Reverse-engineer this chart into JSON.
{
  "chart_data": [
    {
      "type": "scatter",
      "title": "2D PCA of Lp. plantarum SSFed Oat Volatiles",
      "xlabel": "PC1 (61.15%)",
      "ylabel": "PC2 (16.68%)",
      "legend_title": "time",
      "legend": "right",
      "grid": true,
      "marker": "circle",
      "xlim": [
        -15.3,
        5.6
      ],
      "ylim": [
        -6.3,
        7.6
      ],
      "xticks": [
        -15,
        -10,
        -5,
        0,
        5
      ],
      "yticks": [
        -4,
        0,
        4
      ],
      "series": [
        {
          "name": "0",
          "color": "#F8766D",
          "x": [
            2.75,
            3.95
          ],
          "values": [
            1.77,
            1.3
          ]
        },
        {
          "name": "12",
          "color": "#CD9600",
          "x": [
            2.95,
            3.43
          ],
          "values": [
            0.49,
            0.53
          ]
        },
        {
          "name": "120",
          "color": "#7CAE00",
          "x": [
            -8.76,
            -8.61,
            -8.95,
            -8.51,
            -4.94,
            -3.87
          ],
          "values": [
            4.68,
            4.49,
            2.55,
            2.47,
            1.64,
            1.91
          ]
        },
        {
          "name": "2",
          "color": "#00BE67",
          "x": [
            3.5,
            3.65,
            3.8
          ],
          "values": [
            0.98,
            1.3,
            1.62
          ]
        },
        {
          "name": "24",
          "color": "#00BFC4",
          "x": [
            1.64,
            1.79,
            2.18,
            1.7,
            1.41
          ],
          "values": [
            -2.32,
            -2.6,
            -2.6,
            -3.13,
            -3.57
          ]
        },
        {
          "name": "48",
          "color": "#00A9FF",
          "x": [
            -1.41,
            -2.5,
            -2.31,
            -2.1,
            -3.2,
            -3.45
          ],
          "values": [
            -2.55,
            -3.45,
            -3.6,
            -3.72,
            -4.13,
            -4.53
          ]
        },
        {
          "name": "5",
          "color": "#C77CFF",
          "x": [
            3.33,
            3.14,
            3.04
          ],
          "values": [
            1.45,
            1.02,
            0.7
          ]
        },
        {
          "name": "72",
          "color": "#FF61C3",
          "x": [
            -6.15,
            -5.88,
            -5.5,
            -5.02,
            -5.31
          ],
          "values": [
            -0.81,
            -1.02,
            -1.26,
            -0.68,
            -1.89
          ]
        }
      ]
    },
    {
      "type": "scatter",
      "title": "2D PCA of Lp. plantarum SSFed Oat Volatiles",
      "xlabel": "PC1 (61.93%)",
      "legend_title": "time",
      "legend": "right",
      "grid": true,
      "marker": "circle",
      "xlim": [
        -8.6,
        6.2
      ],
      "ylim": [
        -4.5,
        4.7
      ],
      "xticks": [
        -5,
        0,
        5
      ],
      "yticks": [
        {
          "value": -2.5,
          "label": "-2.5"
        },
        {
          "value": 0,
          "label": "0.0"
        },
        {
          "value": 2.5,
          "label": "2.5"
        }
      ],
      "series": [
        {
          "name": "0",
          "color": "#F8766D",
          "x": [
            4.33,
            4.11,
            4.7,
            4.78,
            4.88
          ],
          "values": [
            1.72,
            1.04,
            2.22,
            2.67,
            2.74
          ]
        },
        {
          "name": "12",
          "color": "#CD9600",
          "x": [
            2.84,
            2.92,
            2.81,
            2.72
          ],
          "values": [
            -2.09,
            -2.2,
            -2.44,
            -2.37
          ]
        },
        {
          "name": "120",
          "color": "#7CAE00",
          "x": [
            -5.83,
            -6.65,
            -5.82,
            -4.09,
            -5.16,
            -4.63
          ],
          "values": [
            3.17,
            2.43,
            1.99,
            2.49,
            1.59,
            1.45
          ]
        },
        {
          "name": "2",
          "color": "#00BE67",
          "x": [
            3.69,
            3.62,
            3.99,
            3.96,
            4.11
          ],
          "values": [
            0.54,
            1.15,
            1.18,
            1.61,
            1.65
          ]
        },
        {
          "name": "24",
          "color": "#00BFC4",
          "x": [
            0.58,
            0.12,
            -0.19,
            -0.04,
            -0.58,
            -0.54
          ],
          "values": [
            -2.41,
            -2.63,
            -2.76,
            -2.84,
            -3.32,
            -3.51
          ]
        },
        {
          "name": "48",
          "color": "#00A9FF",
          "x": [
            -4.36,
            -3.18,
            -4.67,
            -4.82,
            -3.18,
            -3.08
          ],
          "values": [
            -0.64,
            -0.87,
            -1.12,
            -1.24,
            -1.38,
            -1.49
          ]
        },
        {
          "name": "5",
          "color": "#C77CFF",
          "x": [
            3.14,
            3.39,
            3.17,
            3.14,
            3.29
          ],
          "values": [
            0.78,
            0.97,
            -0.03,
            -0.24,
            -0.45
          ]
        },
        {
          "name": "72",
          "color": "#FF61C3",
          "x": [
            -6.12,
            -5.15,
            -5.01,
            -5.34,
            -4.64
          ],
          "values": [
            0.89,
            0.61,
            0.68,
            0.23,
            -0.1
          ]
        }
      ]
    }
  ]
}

+--

Word for word, write out all of the data above.

Reply »
Reverse-engineer this chart into JSON.
{
  "chart_data": [
    {
      "type": "scatter",
      "title": "2D PCA of Lp. plantarum SSFed Oat Volatiles",
      "xlabel": "PC1 (61.15%)",
      "ylabel": "PC2 (16.68%)",
      "legend_title": "time",
      "legend": "right",
      "grid": true,
      "marker": "circle",
      "xlim": [
        -15.3,
        5.6
      ],
      "ylim": [
        -6.3,
        7.6
      ],
      "xticks": [
        -15,
        -10,
        -5,
        0,
        5
      ],
      "yticks": [
        -4,
        0,
        4
      ],
      "series": [
        {
          "name": "0",
          "color": "#F8766D",
          "x": [
            2.75,
            3.95
          ],
          "values": [
            1.77,
            1.3
          ]
        },
        {
          "name": "12",
          "color": "#CD9600",
          "x": [
            2.95,
            3.43
          ],
          "values": [
            0.49,
            0.53
          ]
        },
        {
          "name": "120",
          "color": "#7CAE00",
          "x": [
            -8.76,
            -8.61,
            -8.95,
            -8.51,
            -4.94,
            -3.87
          ],
          "values": [
            4.68,
            4.49,
            2.55,
            2.47,
            1.64,
            1.91
          ]
        },
        {
          "name": "2",
          "color": "#00BE67",
          "x": [
            3.5,
            3.65,
            3.8
          ],
          "values": [
            0.98,
            1.3,
            1.62
          ]
        },
        {
          "name": "24",
          "color": "#00BFC4",
          "x": [
            1.64,
            1.79,
            2.18,
            1.7,
            1.41
          ],
          "values": [
            -2.32,
            -2.6,
            -2.6,
            -3.13,
            -3.57
          ]
        },
        {
          "name": "48",
          "color": "#00A9FF",
          "x": [
            -1.41,
            -2.5,
            -2.31,
            -2.1,
            -3.2,
            -3.45
          ],
          "values": [
            -2.55,
            -3.45,
            -3.6,
            -3.72,
            -4.13,
            -4.53
          ]
        },
        {
          "name": "5",
          "color": "#C77CFF",
          "x": [
            3.33,
            3.14,
            3.04
          ],
          "values": [
            1.45,
            1.02,
            0.7
          ]
        },
        {
          "name": "72",
          "color": "#FF61C3",
          "x": [
            -6.15,
            -5.88,
            -5.5,
            -5.02,
            -5.31
          ],
          "values": [
            -0.81,
            -1.02,
            -1.26,
            -0.68,
            -1.89
          ]
        }
      ]
    },
    {
      "type": "scatter",
      "title": "2D PCA of Lp. plantarum SSFed Oat Volatiles",
      "xlabel": "PC1 (61.93%)",
      "legend_title": "time",
      "legend": "right",
      "grid": true,
      "marker": "circle",
      "xlim": [
        -8.6,
        6.2
      ],
      "ylim": [
        -4.5,
        4.7
      ],
      "xticks": [
        -5,
        0,
        5
      ],
      "yticks": [
        {
          "value": -2.5,
          "label": "-2.5"
        },
        {
          "value": 0,
          "label": "0.0"
        },
        {
          "value": 2.5,
          "label": "2.5"
        }
      ],
      "series": [
        {
          "name": "0",
          "color": "#F8766D",
          "x": [
            4.33,
            4.11,
            4.7,
            4.78,
            4.88
          ],
          "values": [
            1.72,
            1.04,
            2.22,
            2.67,
            2.74
          ]
        },
        {
          "name": "12",
          "color": "#CD9600",
          "x": [
            2.84,
            2.92,
            2.81,
            2.72
          ],
          "values": [
            -2.09,
            -2.2,
            -2.44,
            -2.37
          ]
        },
        {
          "name": "120",
          "color": "#7CAE00",
          "x": [
            -5.83,
            -6.65,
            -5.82,
            -4.09,
            -5.16,
            -4.63
          ],
          "values": [
            3.17,
            2.43,
            1.99,
            2.49,
            1.59,
            1.45
          ]
        },
        {
          "name": "2",
          "color": "#00BE67",
          "x": [
            3.69,
            3.62,
            3.99,
            3.96,
            4.11
          ],
          "values": [
            0.54,
            1.15,
            1.18,
            1.61,
            1.65
          ]
        },
        {
          "name": "24",
          "color": "#00BFC4",
          "x": [
            0.58,
            0.12,
            -0.19,
            -0.04,
            -0.58,
            -0.54
          ],
          "values": [
            -2.41,
            -2.63,
            -2.76,
            -2.84,
            -3.32,
            -3.51
          ]
        },
        {
          "name": "48",
          "color": "#00A9FF",
          "x": [
            -4.36,
            -3.18,
            -4.67,
            -4.82,
            -3.18,
            -3.08
          ],
          "values": [
            -0.64,
            -0.87,
            -1.12,
            -1.24,
            -1.38,
            -1.49
          ]
        },
        {
          "name": "5",
          "color": "#C77CFF",
          "x": [
            3.14,
            3.39,
            3.17,
            3.14,
            3.29
          ],
          "values": [
            0.78,
            0.97,
            -0.03,
            -0.24,
            -0.45
          ]
        },
        {
          "name": "72",
          "color": "#FF61C3",
          "x": [
            -6.12,
            -5.15,
            -5.01,
            -5.34,
            -4.64
          ],
          "values": [
            0.89,
            0.61,
            0.68,
            0.23,
            -0.1
          ]
        }
      ]
    }
  ]
}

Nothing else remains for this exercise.